▶ _Entries shown_
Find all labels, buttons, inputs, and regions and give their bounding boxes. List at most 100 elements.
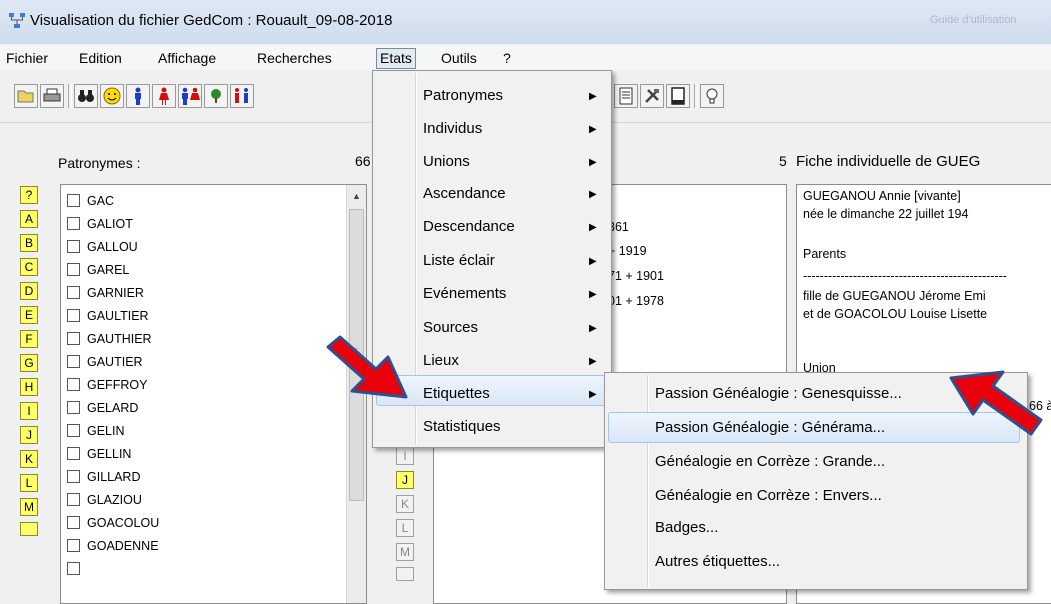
binoculars-icon[interactable] [74,84,98,108]
menu-item-generama[interactable]: Passion Généalogie : Générama... [655,419,885,436]
checkbox[interactable] [67,217,80,231]
letter-button[interactable]: L [396,519,414,537]
menu-item-statistiques[interactable]: Statistiques [423,418,501,435]
menu-etats[interactable]: Etats [376,48,416,69]
page-icon[interactable] [666,84,690,108]
checkbox[interactable] [67,194,80,208]
letter-button[interactable]: J [396,471,414,489]
menu-item-lieux[interactable]: Lieux [423,352,459,369]
list-item[interactable]: GARNIER [67,283,144,303]
menu-fichier[interactable]: Fichier [6,50,48,66]
checkbox[interactable] [67,539,80,553]
checkbox[interactable] [67,401,80,415]
menu-item-liste-eclair[interactable]: Liste éclair [423,252,495,269]
list-item[interactable]: GILLARD [67,467,141,487]
print-icon[interactable] [40,84,64,108]
smiley-icon[interactable] [100,84,124,108]
letter-button[interactable]: L [20,474,38,492]
list-item[interactable]: GEFFROY [67,375,147,395]
checkbox[interactable] [67,332,80,346]
menu-edition[interactable]: Edition [79,50,122,66]
checkbox[interactable] [67,286,80,300]
open-folder-icon[interactable] [14,84,38,108]
letter-button[interactable]: J [20,426,38,444]
menu-item-correze-envers[interactable]: Généalogie en Corrèze : Envers... [655,487,882,504]
checkbox[interactable] [67,263,80,277]
checkbox[interactable] [67,470,80,484]
list-item[interactable]: GELLIN [67,444,131,464]
checkbox[interactable] [67,562,80,576]
surname-list[interactable]: GAC GALIOT GALLOU GAREL GARNIER GAULTIER… [60,184,367,604]
list-item[interactable]: GOADENNE [67,536,159,556]
menu-item-genesquisse[interactable]: Passion Généalogie : Genesquisse... [655,385,902,402]
checkbox[interactable] [67,424,80,438]
letter-button[interactable]: M [396,543,414,561]
checkbox[interactable] [67,378,80,392]
menu-item-badges[interactable]: Badges... [655,519,718,536]
menu-item-sources[interactable]: Sources [423,319,478,336]
letter-button[interactable]: M [20,498,38,516]
list-item[interactable]: GALIOT [67,214,133,234]
menu-affichage[interactable]: Affichage [158,50,216,66]
letter-button[interactable] [20,522,38,536]
toolbar-separator [68,84,72,108]
letter-button[interactable]: E [20,306,38,324]
list-item[interactable]: GELIN [67,421,125,441]
list-item[interactable]: GAREL [67,260,129,280]
tools-icon[interactable] [640,84,664,108]
man-icon[interactable] [126,84,150,108]
menu-item-patronymes[interactable]: Patronymes [423,87,503,104]
letter-button[interactable]: I [20,402,38,420]
letter-button[interactable]: H [20,378,38,396]
list-item[interactable]: 71 + 1901 [608,269,664,283]
letter-button[interactable]: K [396,495,414,513]
menu-item-autres-etiquettes[interactable]: Autres étiquettes... [655,553,780,570]
menu-outils[interactable]: Outils [441,50,477,66]
menu-item-etiquettes[interactable]: Etiquettes [423,385,490,402]
menu-item-ascendance[interactable]: Ascendance [423,185,506,202]
menu-item-correze-grande[interactable]: Généalogie en Corrèze : Grande... [655,453,885,470]
letter-button[interactable]: F [20,330,38,348]
list-item[interactable]: + 1919 [608,244,647,258]
family-icon[interactable] [230,84,254,108]
letter-button[interactable]: D [20,282,38,300]
letter-button[interactable]: I [396,447,414,465]
checkbox[interactable] [67,447,80,461]
letter-button[interactable]: ? [20,186,38,204]
couple-icon[interactable] [178,84,202,108]
tree-icon[interactable] [204,84,228,108]
checkbox[interactable] [67,240,80,254]
letter-button[interactable]: B [20,234,38,252]
list-item[interactable]: GAUTIER [67,352,143,372]
checkbox[interactable] [67,493,80,507]
menu-item-unions[interactable]: Unions [423,153,470,170]
letter-button[interactable]: A [20,210,38,228]
menu-recherches[interactable]: Recherches [257,50,332,66]
list-item[interactable]: GOACOLOU [67,513,159,533]
scroll-up-icon[interactable]: ▲ [352,191,361,201]
list-item[interactable]: 01 + 1978 [608,294,664,308]
record-line: née le dimanche 22 juillet 194 [803,207,969,221]
letter-button[interactable] [396,567,414,581]
list-item[interactable]: GAC [67,191,114,211]
letter-button[interactable]: G [20,354,38,372]
lightbulb-icon[interactable] [700,84,724,108]
letter-button[interactable]: C [20,258,38,276]
list-item[interactable]: GLAZIOU [67,490,142,510]
letter-button[interactable]: K [20,450,38,468]
list-item[interactable]: GELARD [67,398,138,418]
menu-item-individus[interactable]: Individus [423,120,482,137]
checkbox[interactable] [67,516,80,530]
record-line: GUEGANOU Annie [vivante] [803,189,961,203]
list-item[interactable]: GALLOU [67,237,138,257]
menu-item-evenements[interactable]: Evénements [423,285,506,302]
menu-item-descendance[interactable]: Descendance [423,218,515,235]
list-item[interactable]: GAULTIER [67,306,149,326]
document-icon[interactable] [614,84,638,108]
checkbox[interactable] [67,355,80,369]
list-item[interactable]: GAUTHIER [67,329,152,349]
list-item[interactable] [67,559,87,579]
menu-help[interactable]: ? [503,50,511,66]
checkbox[interactable] [67,309,80,323]
woman-icon[interactable] [152,84,176,108]
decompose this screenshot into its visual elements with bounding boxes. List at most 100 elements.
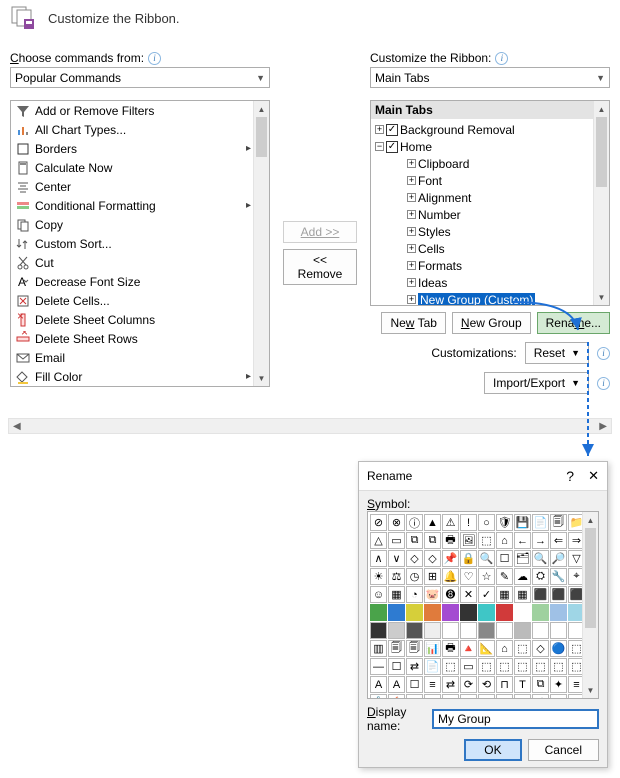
- symbol-cell[interactable]: 🔍: [478, 550, 495, 567]
- symbol-cell[interactable]: →: [532, 532, 549, 549]
- symbol-color-cell[interactable]: [460, 604, 477, 621]
- symbol-cell[interactable]: 🖼: [460, 532, 477, 549]
- symbol-cell[interactable]: 🖶: [442, 640, 459, 657]
- symbol-cell[interactable]: ∧: [370, 550, 387, 567]
- symbol-cell[interactable]: ◷: [406, 568, 423, 585]
- commands-listbox[interactable]: Add or Remove FiltersAll Chart Types...B…: [10, 100, 270, 387]
- rename-button[interactable]: Rename...: [537, 312, 610, 334]
- symbol-cell[interactable]: 🔺: [460, 640, 477, 657]
- tree-row[interactable]: +Formats: [375, 257, 605, 274]
- symbol-cell[interactable]: 🗐: [550, 514, 567, 531]
- symbol-cell[interactable]: ◇: [406, 694, 423, 699]
- symbol-cell[interactable]: ◇: [424, 550, 441, 567]
- symbol-cell[interactable]: ✕: [514, 694, 531, 699]
- ribbon-tree[interactable]: Main Tabs +✓Background Removal−✓Home+Cli…: [370, 100, 610, 306]
- symbol-cell[interactable]: [532, 622, 549, 639]
- symbol-cell[interactable]: [460, 622, 477, 639]
- symbol-cell[interactable]: ▭: [460, 658, 477, 675]
- list-item[interactable]: Copy: [11, 215, 253, 234]
- symbol-cell[interactable]: △: [370, 532, 387, 549]
- symbol-color-cell[interactable]: [478, 604, 495, 621]
- symbol-cell[interactable]: ⛭: [532, 568, 549, 585]
- symbol-cell[interactable]: [442, 622, 459, 639]
- remove-button[interactable]: << Remove: [283, 249, 357, 285]
- symbol-cell[interactable]: [478, 622, 495, 639]
- symbol-cell[interactable]: ✕: [460, 586, 477, 603]
- symbol-cell[interactable]: 📄: [532, 514, 549, 531]
- symbol-cell[interactable]: ✕: [496, 694, 513, 699]
- symbol-color-cell[interactable]: [406, 604, 423, 621]
- symbol-cell[interactable]: ⬚: [478, 532, 495, 549]
- symbol-cell[interactable]: 🦋: [532, 694, 549, 699]
- symbol-cell[interactable]: ⬚: [550, 658, 567, 675]
- symbol-cell[interactable]: [388, 622, 405, 639]
- symbol-cell[interactable]: ⓘ: [406, 514, 423, 531]
- symbol-color-cell[interactable]: [496, 604, 513, 621]
- scrollbar[interactable]: ▲ ▼: [582, 512, 598, 698]
- symbol-color-cell[interactable]: [370, 604, 387, 621]
- symbol-cell[interactable]: ➑: [442, 586, 459, 603]
- symbol-cell[interactable]: 🔔: [442, 568, 459, 585]
- symbol-cell[interactable]: 📌: [442, 550, 459, 567]
- symbol-cell[interactable]: ☐: [496, 550, 513, 567]
- scrollbar[interactable]: ▲ ▼: [593, 101, 609, 305]
- symbol-color-cell[interactable]: [388, 604, 405, 621]
- list-item[interactable]: ×Delete Sheet Rows: [11, 329, 253, 348]
- symbol-cell[interactable]: ∨: [388, 550, 405, 567]
- symbol-cell[interactable]: ⧉: [424, 532, 441, 549]
- scroll-up-icon[interactable]: ▲: [254, 101, 269, 117]
- symbol-cell[interactable]: ⚓: [370, 694, 387, 699]
- list-item[interactable]: Custom Sort...: [11, 234, 253, 253]
- symbol-cell[interactable]: ⚖: [388, 568, 405, 585]
- list-item[interactable]: Delete Cells...: [11, 291, 253, 310]
- scroll-down-icon[interactable]: ▼: [594, 289, 609, 305]
- tree-row[interactable]: +Alignment: [375, 189, 605, 206]
- symbol-cell[interactable]: !: [460, 514, 477, 531]
- list-item[interactable]: Center: [11, 177, 253, 196]
- tree-row[interactable]: +Number: [375, 206, 605, 223]
- symbol-cell[interactable]: —: [370, 658, 387, 675]
- symbol-cell[interactable]: ⬚: [514, 640, 531, 657]
- symbol-cell[interactable]: ☐: [388, 658, 405, 675]
- symbol-cell[interactable]: ○: [478, 514, 495, 531]
- symbol-cell[interactable]: ⬚: [514, 658, 531, 675]
- tree-row[interactable]: +✓Background Removal: [375, 121, 605, 138]
- scroll-thumb[interactable]: [256, 117, 267, 157]
- tree-row[interactable]: −✓Home: [375, 138, 605, 155]
- tree-row[interactable]: +Cells: [375, 240, 605, 257]
- info-icon[interactable]: i: [495, 52, 508, 65]
- close-button[interactable]: ✕: [588, 468, 599, 484]
- symbol-cell[interactable]: ☺: [370, 586, 387, 603]
- symbol-cell[interactable]: [550, 622, 567, 639]
- symbol-cell[interactable]: ✓: [478, 586, 495, 603]
- symbol-color-cell[interactable]: [442, 604, 459, 621]
- cancel-button[interactable]: Cancel: [528, 739, 599, 761]
- symbol-cell[interactable]: ⇄: [442, 676, 459, 693]
- list-item[interactable]: All Chart Types...: [11, 120, 253, 139]
- symbol-cell[interactable]: ▦: [496, 586, 513, 603]
- symbol-cell[interactable]: ▦: [388, 586, 405, 603]
- scroll-up-icon[interactable]: ▲: [594, 101, 609, 117]
- symbol-cell[interactable]: 🔧: [550, 568, 567, 585]
- symbol-cell[interactable]: 🔍: [532, 550, 549, 567]
- ribbon-scope-dropdown[interactable]: Main Tabs ▼: [370, 67, 610, 88]
- ok-button[interactable]: OK: [464, 739, 521, 761]
- symbol-cell[interactable]: ✦: [550, 676, 567, 693]
- symbol-cell[interactable]: ⬚: [532, 658, 549, 675]
- tree-row[interactable]: +New Group (Custom): [375, 291, 605, 306]
- symbol-cell[interactable]: A: [388, 676, 405, 693]
- symbol-cell[interactable]: ⬚: [496, 658, 513, 675]
- commands-source-dropdown[interactable]: Popular Commands ▼: [10, 67, 270, 88]
- symbol-cell[interactable]: ⊓: [496, 676, 513, 693]
- list-item[interactable]: Add or Remove Filters: [11, 101, 253, 120]
- symbol-cell[interactable]: ⌂: [496, 532, 513, 549]
- symbol-cell[interactable]: 🗐: [388, 640, 405, 657]
- symbol-cell[interactable]: 🐷: [424, 586, 441, 603]
- tree-row[interactable]: +Font: [375, 172, 605, 189]
- symbol-cell[interactable]: ▷: [460, 694, 477, 699]
- symbol-cell[interactable]: ⌂: [496, 640, 513, 657]
- new-tab-button[interactable]: New Tab: [381, 312, 445, 334]
- list-item[interactable]: Cut: [11, 253, 253, 272]
- symbol-cell[interactable]: 🗐: [406, 640, 423, 657]
- symbol-cell[interactable]: ☁: [514, 568, 531, 585]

▶ _What you are asked to do_
Among the lines above, which hold the word "commands"? Report each one.

▶ _Written solution_
- commands-listbox[interactable]: Add or Remove FiltersAll Chart Types...B…: [10, 100, 270, 387]
- commands-source-dropdown[interactable]: Popular Commands ▼: [10, 67, 270, 88]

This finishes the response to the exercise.